GIVEN REQUEST ->
Output the material below in its entirety, exactly as given.

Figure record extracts
↓

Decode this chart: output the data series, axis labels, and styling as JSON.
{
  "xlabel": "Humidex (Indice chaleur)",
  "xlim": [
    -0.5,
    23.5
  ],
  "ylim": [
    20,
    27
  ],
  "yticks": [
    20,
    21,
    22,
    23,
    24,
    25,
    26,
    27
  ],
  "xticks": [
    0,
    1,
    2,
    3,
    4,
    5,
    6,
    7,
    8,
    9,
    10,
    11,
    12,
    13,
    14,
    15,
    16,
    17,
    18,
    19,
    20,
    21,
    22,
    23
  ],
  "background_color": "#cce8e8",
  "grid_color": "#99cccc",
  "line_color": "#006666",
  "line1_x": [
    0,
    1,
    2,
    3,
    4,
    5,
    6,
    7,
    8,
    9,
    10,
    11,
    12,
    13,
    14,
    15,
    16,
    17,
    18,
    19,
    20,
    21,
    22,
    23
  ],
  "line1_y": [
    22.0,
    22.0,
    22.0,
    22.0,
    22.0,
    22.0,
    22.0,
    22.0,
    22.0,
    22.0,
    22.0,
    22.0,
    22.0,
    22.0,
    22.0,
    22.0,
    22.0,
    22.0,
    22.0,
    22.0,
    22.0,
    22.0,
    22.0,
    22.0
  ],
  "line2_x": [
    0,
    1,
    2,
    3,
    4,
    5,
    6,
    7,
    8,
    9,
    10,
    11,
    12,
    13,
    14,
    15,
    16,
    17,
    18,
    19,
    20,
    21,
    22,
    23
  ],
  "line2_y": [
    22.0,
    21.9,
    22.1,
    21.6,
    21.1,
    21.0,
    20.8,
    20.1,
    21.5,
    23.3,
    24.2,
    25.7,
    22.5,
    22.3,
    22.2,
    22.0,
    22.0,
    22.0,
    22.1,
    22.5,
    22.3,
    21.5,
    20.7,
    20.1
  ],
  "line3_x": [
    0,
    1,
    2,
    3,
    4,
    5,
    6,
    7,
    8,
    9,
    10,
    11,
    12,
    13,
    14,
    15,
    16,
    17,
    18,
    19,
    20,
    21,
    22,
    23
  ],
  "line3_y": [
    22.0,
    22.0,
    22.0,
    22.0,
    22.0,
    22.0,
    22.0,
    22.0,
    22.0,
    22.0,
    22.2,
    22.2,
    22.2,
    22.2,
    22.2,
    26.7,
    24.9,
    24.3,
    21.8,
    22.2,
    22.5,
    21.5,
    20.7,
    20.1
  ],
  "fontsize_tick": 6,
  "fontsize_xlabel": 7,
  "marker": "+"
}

↑

REPLY ->
Decode this chart: output the data series, axis labels, and styling as JSON.
{
  "xlabel": "Humidex (Indice chaleur)",
  "xlim": [
    -0.5,
    23.5
  ],
  "ylim": [
    20,
    27
  ],
  "yticks": [
    20,
    21,
    22,
    23,
    24,
    25,
    26,
    27
  ],
  "xticks": [
    0,
    1,
    2,
    3,
    4,
    5,
    6,
    7,
    8,
    9,
    10,
    11,
    12,
    13,
    14,
    15,
    16,
    17,
    18,
    19,
    20,
    21,
    22,
    23
  ],
  "background_color": "#cce8e8",
  "grid_color": "#99cccc",
  "line_color": "#006666",
  "line1_x": [
    0,
    1,
    2,
    3,
    4,
    5,
    6,
    7,
    8,
    9,
    10,
    11,
    12,
    13,
    14,
    15,
    16,
    17,
    18,
    19,
    20,
    21,
    22,
    23
  ],
  "line1_y": [
    22.0,
    22.0,
    22.0,
    22.0,
    22.0,
    22.0,
    22.0,
    22.0,
    22.0,
    22.0,
    22.0,
    22.0,
    22.0,
    22.0,
    22.0,
    22.0,
    22.0,
    22.0,
    22.0,
    22.0,
    22.0,
    22.0,
    22.0,
    22.0
  ],
  "line2_x": [
    0,
    1,
    2,
    3,
    4,
    5,
    6,
    7,
    8,
    9,
    10,
    11,
    12,
    13,
    14,
    15,
    16,
    17,
    18,
    19,
    20,
    21,
    22,
    23
  ],
  "line2_y": [
    22.0,
    21.9,
    22.1,
    21.6,
    21.1,
    21.0,
    20.8,
    20.1,
    21.5,
    23.3,
    24.2,
    25.7,
    22.5,
    22.3,
    22.2,
    22.0,
    22.0,
    22.0,
    22.1,
    22.5,
    22.3,
    21.5,
    20.7,
    20.1
  ],
  "line3_x": [
    0,
    1,
    2,
    3,
    4,
    5,
    6,
    7,
    8,
    9,
    10,
    11,
    12,
    13,
    14,
    15,
    16,
    17,
    18,
    19,
    20,
    21,
    22,
    23
  ],
  "line3_y": [
    22.0,
    22.0,
    22.0,
    22.0,
    22.0,
    22.0,
    22.0,
    22.0,
    22.0,
    22.0,
    22.2,
    22.2,
    22.2,
    22.2,
    22.2,
    26.7,
    24.9,
    24.3,
    21.8,
    22.2,
    22.5,
    21.5,
    20.7,
    20.1
  ],
  "fontsize_tick": 6,
  "fontsize_xlabel": 7,
  "marker": "+"
}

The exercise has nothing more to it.